** A block of data **
===
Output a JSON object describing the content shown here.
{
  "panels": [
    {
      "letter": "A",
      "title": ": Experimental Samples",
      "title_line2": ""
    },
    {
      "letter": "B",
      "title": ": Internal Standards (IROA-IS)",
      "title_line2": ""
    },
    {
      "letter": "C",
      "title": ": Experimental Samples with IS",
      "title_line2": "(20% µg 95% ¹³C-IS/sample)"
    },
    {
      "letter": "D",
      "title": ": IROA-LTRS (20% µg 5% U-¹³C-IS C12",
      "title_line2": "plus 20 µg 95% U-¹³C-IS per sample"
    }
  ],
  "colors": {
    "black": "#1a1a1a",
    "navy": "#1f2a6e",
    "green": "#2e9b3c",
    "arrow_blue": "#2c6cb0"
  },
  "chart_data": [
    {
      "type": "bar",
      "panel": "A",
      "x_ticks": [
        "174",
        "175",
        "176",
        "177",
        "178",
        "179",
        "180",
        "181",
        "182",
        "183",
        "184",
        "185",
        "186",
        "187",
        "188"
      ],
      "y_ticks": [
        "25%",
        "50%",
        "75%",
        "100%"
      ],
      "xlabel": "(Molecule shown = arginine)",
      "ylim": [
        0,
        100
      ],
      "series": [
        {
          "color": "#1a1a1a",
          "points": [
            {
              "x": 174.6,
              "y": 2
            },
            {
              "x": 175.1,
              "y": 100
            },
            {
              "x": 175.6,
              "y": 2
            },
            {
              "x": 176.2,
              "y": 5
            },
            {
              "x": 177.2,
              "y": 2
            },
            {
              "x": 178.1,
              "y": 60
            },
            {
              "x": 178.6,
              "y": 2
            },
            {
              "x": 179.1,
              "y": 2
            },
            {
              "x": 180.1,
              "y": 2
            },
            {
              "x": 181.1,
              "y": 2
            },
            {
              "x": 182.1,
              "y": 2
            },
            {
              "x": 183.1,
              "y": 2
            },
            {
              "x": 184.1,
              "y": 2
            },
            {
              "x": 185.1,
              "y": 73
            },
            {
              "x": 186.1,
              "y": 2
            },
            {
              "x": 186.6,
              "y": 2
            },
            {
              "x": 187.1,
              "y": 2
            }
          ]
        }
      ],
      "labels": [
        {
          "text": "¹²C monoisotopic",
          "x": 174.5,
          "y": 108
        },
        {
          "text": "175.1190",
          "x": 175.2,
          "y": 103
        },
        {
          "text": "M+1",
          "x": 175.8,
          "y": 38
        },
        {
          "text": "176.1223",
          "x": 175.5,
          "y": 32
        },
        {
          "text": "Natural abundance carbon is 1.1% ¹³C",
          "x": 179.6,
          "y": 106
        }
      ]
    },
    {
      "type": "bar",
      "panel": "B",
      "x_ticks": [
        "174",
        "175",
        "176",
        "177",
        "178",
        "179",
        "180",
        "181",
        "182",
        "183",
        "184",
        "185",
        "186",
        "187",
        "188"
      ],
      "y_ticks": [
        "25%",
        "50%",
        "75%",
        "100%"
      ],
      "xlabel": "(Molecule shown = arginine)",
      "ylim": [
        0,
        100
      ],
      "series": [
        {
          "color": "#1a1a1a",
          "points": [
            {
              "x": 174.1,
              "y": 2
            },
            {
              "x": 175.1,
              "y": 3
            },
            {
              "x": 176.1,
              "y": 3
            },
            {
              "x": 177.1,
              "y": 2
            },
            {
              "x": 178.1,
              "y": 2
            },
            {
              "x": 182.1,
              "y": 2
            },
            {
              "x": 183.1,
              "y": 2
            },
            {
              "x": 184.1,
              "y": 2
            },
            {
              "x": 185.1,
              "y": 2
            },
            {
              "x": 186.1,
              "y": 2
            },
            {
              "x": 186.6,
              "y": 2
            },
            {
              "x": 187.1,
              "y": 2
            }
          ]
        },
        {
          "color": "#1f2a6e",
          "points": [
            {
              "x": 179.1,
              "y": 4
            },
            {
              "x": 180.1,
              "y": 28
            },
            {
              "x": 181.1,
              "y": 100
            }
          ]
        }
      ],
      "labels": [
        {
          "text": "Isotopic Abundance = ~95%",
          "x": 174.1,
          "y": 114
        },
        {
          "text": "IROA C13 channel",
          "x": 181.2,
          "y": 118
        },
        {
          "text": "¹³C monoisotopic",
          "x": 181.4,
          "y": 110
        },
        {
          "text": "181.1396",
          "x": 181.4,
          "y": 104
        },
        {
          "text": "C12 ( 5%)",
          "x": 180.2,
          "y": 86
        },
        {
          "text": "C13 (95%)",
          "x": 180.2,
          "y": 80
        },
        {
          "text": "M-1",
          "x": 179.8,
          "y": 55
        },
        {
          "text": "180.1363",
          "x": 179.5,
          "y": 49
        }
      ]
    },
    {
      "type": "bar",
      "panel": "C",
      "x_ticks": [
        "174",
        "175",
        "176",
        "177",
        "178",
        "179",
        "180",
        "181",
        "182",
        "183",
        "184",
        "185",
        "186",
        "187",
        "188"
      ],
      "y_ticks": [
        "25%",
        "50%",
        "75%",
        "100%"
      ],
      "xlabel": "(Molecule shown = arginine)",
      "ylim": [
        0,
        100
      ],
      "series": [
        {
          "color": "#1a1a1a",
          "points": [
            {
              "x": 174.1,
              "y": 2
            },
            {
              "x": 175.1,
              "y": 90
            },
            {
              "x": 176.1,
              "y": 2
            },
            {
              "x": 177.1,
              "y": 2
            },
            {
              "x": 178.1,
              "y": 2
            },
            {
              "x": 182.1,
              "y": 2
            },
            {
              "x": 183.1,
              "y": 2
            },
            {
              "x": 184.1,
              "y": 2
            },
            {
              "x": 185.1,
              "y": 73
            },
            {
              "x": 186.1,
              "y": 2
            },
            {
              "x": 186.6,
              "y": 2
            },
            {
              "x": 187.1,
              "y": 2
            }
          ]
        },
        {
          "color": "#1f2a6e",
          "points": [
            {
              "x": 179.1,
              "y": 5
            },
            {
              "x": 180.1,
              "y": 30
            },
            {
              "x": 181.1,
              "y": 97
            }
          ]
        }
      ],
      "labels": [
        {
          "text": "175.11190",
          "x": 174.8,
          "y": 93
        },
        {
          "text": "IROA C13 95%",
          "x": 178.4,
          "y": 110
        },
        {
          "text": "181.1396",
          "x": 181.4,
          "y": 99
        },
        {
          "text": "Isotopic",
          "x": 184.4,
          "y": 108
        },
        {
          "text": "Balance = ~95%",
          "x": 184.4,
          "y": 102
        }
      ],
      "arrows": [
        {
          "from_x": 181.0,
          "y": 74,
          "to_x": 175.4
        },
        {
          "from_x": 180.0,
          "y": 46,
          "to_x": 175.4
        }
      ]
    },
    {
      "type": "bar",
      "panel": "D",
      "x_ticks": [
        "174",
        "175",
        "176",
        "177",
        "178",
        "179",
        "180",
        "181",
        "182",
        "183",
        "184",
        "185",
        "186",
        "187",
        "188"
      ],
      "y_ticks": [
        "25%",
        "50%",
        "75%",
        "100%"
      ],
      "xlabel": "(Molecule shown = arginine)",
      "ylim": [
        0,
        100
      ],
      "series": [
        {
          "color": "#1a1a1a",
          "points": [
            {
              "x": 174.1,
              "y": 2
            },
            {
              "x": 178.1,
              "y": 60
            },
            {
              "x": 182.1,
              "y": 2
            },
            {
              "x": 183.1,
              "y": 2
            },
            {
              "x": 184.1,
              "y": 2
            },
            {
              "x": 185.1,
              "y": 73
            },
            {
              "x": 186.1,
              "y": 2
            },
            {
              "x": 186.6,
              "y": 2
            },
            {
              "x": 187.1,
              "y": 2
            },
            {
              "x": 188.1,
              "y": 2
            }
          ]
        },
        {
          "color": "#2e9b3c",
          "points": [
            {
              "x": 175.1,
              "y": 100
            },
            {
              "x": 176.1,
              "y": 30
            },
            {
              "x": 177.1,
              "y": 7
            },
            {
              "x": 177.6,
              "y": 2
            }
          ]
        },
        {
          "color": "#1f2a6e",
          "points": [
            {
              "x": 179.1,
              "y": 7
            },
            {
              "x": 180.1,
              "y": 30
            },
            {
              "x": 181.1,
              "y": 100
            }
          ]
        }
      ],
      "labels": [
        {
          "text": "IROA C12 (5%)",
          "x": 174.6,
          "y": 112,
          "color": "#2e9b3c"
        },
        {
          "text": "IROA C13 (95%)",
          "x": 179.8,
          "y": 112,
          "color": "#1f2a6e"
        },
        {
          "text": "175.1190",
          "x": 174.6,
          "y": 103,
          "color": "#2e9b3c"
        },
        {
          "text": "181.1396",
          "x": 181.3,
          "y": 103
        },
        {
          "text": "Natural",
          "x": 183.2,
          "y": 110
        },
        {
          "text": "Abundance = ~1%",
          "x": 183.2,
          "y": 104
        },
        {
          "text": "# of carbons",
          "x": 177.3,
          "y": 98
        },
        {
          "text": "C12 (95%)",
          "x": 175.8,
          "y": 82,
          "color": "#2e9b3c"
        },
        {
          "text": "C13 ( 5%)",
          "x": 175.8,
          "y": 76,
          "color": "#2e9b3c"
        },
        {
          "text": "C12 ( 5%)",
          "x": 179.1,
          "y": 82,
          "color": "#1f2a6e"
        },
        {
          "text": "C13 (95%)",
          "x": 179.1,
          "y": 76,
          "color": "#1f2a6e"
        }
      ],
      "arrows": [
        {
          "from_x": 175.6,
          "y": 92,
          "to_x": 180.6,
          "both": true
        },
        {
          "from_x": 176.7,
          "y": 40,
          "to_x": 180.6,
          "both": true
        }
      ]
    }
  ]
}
===
From the entries above, copy out every line where the string "IROA" appears.

      "title": ": Internal Standards (IROA-IS)",
      "title": ": IROA-LTRS (20% µg 5% U-¹³C-IS C12",
          "text": "IROA C13 channel",
          "text": "IROA C13 95%",
          "text": "IROA C12 (5%)",
          "text": "IROA C13 (95%)",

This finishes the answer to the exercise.